#### REQUEST
Exclude the pictures; give every entry again exactly as written.

#### LISTED ENTRIES
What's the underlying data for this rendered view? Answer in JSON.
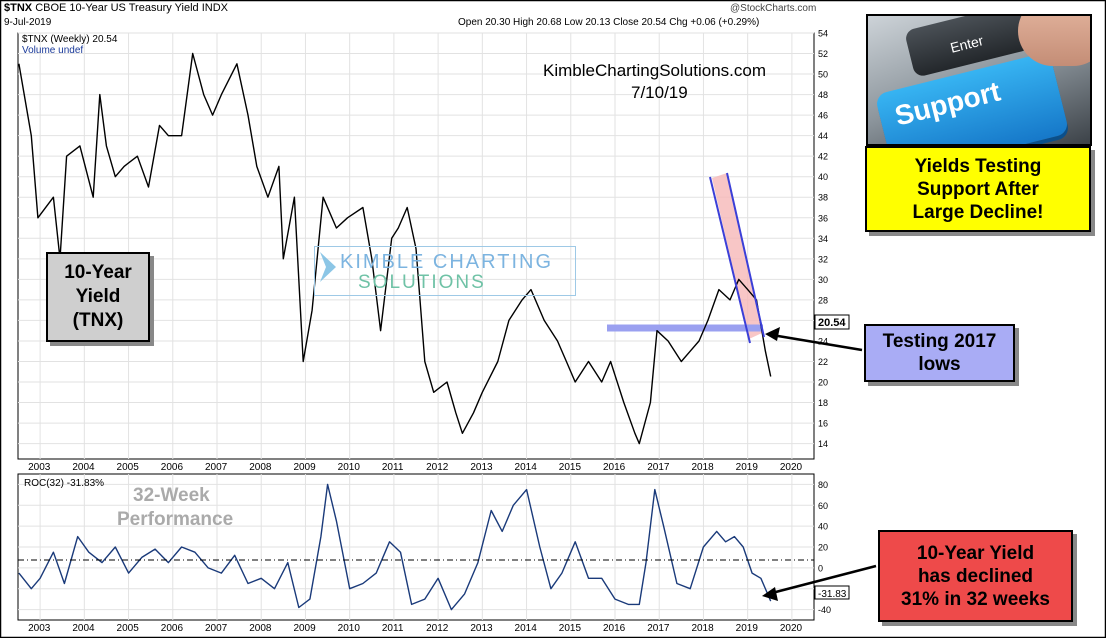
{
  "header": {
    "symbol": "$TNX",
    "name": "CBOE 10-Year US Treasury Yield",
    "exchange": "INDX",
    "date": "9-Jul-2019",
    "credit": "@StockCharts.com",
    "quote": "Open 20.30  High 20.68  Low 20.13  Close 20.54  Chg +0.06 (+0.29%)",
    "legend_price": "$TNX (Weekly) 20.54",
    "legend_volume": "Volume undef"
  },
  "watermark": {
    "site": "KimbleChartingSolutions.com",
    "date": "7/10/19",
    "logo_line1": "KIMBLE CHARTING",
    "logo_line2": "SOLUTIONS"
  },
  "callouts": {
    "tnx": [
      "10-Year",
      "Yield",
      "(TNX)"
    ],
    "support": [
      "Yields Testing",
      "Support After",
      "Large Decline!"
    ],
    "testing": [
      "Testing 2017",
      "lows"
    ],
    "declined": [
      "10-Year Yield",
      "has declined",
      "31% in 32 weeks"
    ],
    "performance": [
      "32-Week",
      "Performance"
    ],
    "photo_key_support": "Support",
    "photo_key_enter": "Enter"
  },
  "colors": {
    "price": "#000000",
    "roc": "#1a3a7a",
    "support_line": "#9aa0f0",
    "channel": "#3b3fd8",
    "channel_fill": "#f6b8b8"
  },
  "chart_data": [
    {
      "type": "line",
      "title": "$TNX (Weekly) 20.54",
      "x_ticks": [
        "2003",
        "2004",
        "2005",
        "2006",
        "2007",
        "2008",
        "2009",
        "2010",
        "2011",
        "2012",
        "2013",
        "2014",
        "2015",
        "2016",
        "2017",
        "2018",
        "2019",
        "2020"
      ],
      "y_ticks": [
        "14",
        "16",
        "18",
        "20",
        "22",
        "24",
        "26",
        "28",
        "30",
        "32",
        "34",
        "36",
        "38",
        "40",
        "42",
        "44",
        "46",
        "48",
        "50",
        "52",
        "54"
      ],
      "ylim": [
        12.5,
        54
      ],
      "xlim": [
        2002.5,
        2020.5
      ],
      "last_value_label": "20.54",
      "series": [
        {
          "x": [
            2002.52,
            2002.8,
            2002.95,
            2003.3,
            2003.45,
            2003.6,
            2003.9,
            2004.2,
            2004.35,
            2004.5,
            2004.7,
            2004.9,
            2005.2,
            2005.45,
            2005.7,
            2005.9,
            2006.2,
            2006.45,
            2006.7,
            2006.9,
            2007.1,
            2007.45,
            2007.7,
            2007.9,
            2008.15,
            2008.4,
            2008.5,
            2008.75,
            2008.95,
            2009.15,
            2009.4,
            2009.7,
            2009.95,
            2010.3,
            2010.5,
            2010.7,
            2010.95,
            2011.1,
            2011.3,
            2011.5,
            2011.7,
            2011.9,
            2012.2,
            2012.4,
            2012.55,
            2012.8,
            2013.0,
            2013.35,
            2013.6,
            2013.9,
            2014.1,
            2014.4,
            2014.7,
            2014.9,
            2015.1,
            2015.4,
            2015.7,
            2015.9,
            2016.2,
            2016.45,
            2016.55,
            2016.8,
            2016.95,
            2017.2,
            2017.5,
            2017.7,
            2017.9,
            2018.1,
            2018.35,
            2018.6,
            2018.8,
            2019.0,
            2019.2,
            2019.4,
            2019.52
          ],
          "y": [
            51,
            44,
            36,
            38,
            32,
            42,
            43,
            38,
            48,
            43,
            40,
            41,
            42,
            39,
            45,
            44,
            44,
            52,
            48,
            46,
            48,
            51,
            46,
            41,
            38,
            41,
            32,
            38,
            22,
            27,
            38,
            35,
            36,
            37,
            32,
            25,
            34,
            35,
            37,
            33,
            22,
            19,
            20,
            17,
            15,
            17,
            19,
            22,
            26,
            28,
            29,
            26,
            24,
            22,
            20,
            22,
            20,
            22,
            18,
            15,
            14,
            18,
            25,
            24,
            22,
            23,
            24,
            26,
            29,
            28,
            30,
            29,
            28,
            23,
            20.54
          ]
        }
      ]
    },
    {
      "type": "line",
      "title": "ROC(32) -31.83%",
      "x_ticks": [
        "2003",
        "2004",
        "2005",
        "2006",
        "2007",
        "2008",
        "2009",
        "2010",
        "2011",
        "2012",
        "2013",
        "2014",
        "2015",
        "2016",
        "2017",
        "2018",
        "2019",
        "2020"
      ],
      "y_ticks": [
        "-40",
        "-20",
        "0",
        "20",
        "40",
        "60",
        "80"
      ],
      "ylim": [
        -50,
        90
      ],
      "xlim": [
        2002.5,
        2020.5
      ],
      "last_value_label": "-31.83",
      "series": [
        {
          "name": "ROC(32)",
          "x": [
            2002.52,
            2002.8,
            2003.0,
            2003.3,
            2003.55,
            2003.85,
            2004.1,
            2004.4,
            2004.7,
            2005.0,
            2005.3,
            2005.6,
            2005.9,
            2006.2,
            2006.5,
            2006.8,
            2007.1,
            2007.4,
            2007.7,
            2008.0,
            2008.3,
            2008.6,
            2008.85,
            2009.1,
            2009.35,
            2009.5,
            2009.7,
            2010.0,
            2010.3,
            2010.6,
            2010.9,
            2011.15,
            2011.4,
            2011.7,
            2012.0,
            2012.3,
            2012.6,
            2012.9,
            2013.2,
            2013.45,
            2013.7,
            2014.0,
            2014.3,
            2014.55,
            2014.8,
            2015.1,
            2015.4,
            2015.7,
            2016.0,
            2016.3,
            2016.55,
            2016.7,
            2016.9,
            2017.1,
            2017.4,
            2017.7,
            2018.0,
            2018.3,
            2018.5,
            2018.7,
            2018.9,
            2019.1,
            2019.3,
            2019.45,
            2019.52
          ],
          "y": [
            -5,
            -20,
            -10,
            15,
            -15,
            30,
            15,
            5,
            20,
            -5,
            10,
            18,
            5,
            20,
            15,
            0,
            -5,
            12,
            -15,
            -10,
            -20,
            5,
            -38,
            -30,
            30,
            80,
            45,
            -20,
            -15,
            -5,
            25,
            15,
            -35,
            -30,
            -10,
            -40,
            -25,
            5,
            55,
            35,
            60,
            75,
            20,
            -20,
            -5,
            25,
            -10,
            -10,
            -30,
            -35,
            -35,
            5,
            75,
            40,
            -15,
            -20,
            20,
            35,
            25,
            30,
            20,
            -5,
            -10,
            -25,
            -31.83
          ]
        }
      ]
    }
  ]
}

#### EXERCISE RESULT
What's the underlying data for this rendered view? Answer in JSON.
{
  "header": {
    "symbol": "$TNX",
    "name": "CBOE 10-Year US Treasury Yield",
    "exchange": "INDX",
    "date": "9-Jul-2019",
    "credit": "@StockCharts.com",
    "quote": "Open 20.30  High 20.68  Low 20.13  Close 20.54  Chg +0.06 (+0.29%)",
    "legend_price": "$TNX (Weekly) 20.54",
    "legend_volume": "Volume undef"
  },
  "watermark": {
    "site": "KimbleChartingSolutions.com",
    "date": "7/10/19",
    "logo_line1": "KIMBLE CHARTING",
    "logo_line2": "SOLUTIONS"
  },
  "callouts": {
    "tnx": [
      "10-Year",
      "Yield",
      "(TNX)"
    ],
    "support": [
      "Yields Testing",
      "Support After",
      "Large Decline!"
    ],
    "testing": [
      "Testing 2017",
      "lows"
    ],
    "declined": [
      "10-Year Yield",
      "has declined",
      "31% in 32 weeks"
    ],
    "performance": [
      "32-Week",
      "Performance"
    ],
    "photo_key_support": "Support",
    "photo_key_enter": "Enter"
  },
  "colors": {
    "price": "#000000",
    "roc": "#1a3a7a",
    "support_line": "#9aa0f0",
    "channel": "#3b3fd8",
    "channel_fill": "#f6b8b8"
  },
  "chart_data": [
    {
      "type": "line",
      "title": "$TNX (Weekly) 20.54",
      "x_ticks": [
        "2003",
        "2004",
        "2005",
        "2006",
        "2007",
        "2008",
        "2009",
        "2010",
        "2011",
        "2012",
        "2013",
        "2014",
        "2015",
        "2016",
        "2017",
        "2018",
        "2019",
        "2020"
      ],
      "y_ticks": [
        "14",
        "16",
        "18",
        "20",
        "22",
        "24",
        "26",
        "28",
        "30",
        "32",
        "34",
        "36",
        "38",
        "40",
        "42",
        "44",
        "46",
        "48",
        "50",
        "52",
        "54"
      ],
      "ylim": [
        12.5,
        54
      ],
      "xlim": [
        2002.5,
        2020.5
      ],
      "last_value_label": "20.54",
      "series": [
        {
          "x": [
            2002.52,
            2002.8,
            2002.95,
            2003.3,
            2003.45,
            2003.6,
            2003.9,
            2004.2,
            2004.35,
            2004.5,
            2004.7,
            2004.9,
            2005.2,
            2005.45,
            2005.7,
            2005.9,
            2006.2,
            2006.45,
            2006.7,
            2006.9,
            2007.1,
            2007.45,
            2007.7,
            2007.9,
            2008.15,
            2008.4,
            2008.5,
            2008.75,
            2008.95,
            2009.15,
            2009.4,
            2009.7,
            2009.95,
            2010.3,
            2010.5,
            2010.7,
            2010.95,
            2011.1,
            2011.3,
            2011.5,
            2011.7,
            2011.9,
            2012.2,
            2012.4,
            2012.55,
            2012.8,
            2013.0,
            2013.35,
            2013.6,
            2013.9,
            2014.1,
            2014.4,
            2014.7,
            2014.9,
            2015.1,
            2015.4,
            2015.7,
            2015.9,
            2016.2,
            2016.45,
            2016.55,
            2016.8,
            2016.95,
            2017.2,
            2017.5,
            2017.7,
            2017.9,
            2018.1,
            2018.35,
            2018.6,
            2018.8,
            2019.0,
            2019.2,
            2019.4,
            2019.52
          ],
          "y": [
            51,
            44,
            36,
            38,
            32,
            42,
            43,
            38,
            48,
            43,
            40,
            41,
            42,
            39,
            45,
            44,
            44,
            52,
            48,
            46,
            48,
            51,
            46,
            41,
            38,
            41,
            32,
            38,
            22,
            27,
            38,
            35,
            36,
            37,
            32,
            25,
            34,
            35,
            37,
            33,
            22,
            19,
            20,
            17,
            15,
            17,
            19,
            22,
            26,
            28,
            29,
            26,
            24,
            22,
            20,
            22,
            20,
            22,
            18,
            15,
            14,
            18,
            25,
            24,
            22,
            23,
            24,
            26,
            29,
            28,
            30,
            29,
            28,
            23,
            20.54
          ]
        }
      ]
    },
    {
      "type": "line",
      "title": "ROC(32) -31.83%",
      "x_ticks": [
        "2003",
        "2004",
        "2005",
        "2006",
        "2007",
        "2008",
        "2009",
        "2010",
        "2011",
        "2012",
        "2013",
        "2014",
        "2015",
        "2016",
        "2017",
        "2018",
        "2019",
        "2020"
      ],
      "y_ticks": [
        "-40",
        "-20",
        "0",
        "20",
        "40",
        "60",
        "80"
      ],
      "ylim": [
        -50,
        90
      ],
      "xlim": [
        2002.5,
        2020.5
      ],
      "last_value_label": "-31.83",
      "series": [
        {
          "name": "ROC(32)",
          "x": [
            2002.52,
            2002.8,
            2003.0,
            2003.3,
            2003.55,
            2003.85,
            2004.1,
            2004.4,
            2004.7,
            2005.0,
            2005.3,
            2005.6,
            2005.9,
            2006.2,
            2006.5,
            2006.8,
            2007.1,
            2007.4,
            2007.7,
            2008.0,
            2008.3,
            2008.6,
            2008.85,
            2009.1,
            2009.35,
            2009.5,
            2009.7,
            2010.0,
            2010.3,
            2010.6,
            2010.9,
            2011.15,
            2011.4,
            2011.7,
            2012.0,
            2012.3,
            2012.6,
            2012.9,
            2013.2,
            2013.45,
            2013.7,
            2014.0,
            2014.3,
            2014.55,
            2014.8,
            2015.1,
            2015.4,
            2015.7,
            2016.0,
            2016.3,
            2016.55,
            2016.7,
            2016.9,
            2017.1,
            2017.4,
            2017.7,
            2018.0,
            2018.3,
            2018.5,
            2018.7,
            2018.9,
            2019.1,
            2019.3,
            2019.45,
            2019.52
          ],
          "y": [
            -5,
            -20,
            -10,
            15,
            -15,
            30,
            15,
            5,
            20,
            -5,
            10,
            18,
            5,
            20,
            15,
            0,
            -5,
            12,
            -15,
            -10,
            -20,
            5,
            -38,
            -30,
            30,
            80,
            45,
            -20,
            -15,
            -5,
            25,
            15,
            -35,
            -30,
            -10,
            -40,
            -25,
            5,
            55,
            35,
            60,
            75,
            20,
            -20,
            -5,
            25,
            -10,
            -10,
            -30,
            -35,
            -35,
            5,
            75,
            40,
            -15,
            -20,
            20,
            35,
            25,
            30,
            20,
            -5,
            -10,
            -25,
            -31.83
          ]
        }
      ]
    }
  ]
}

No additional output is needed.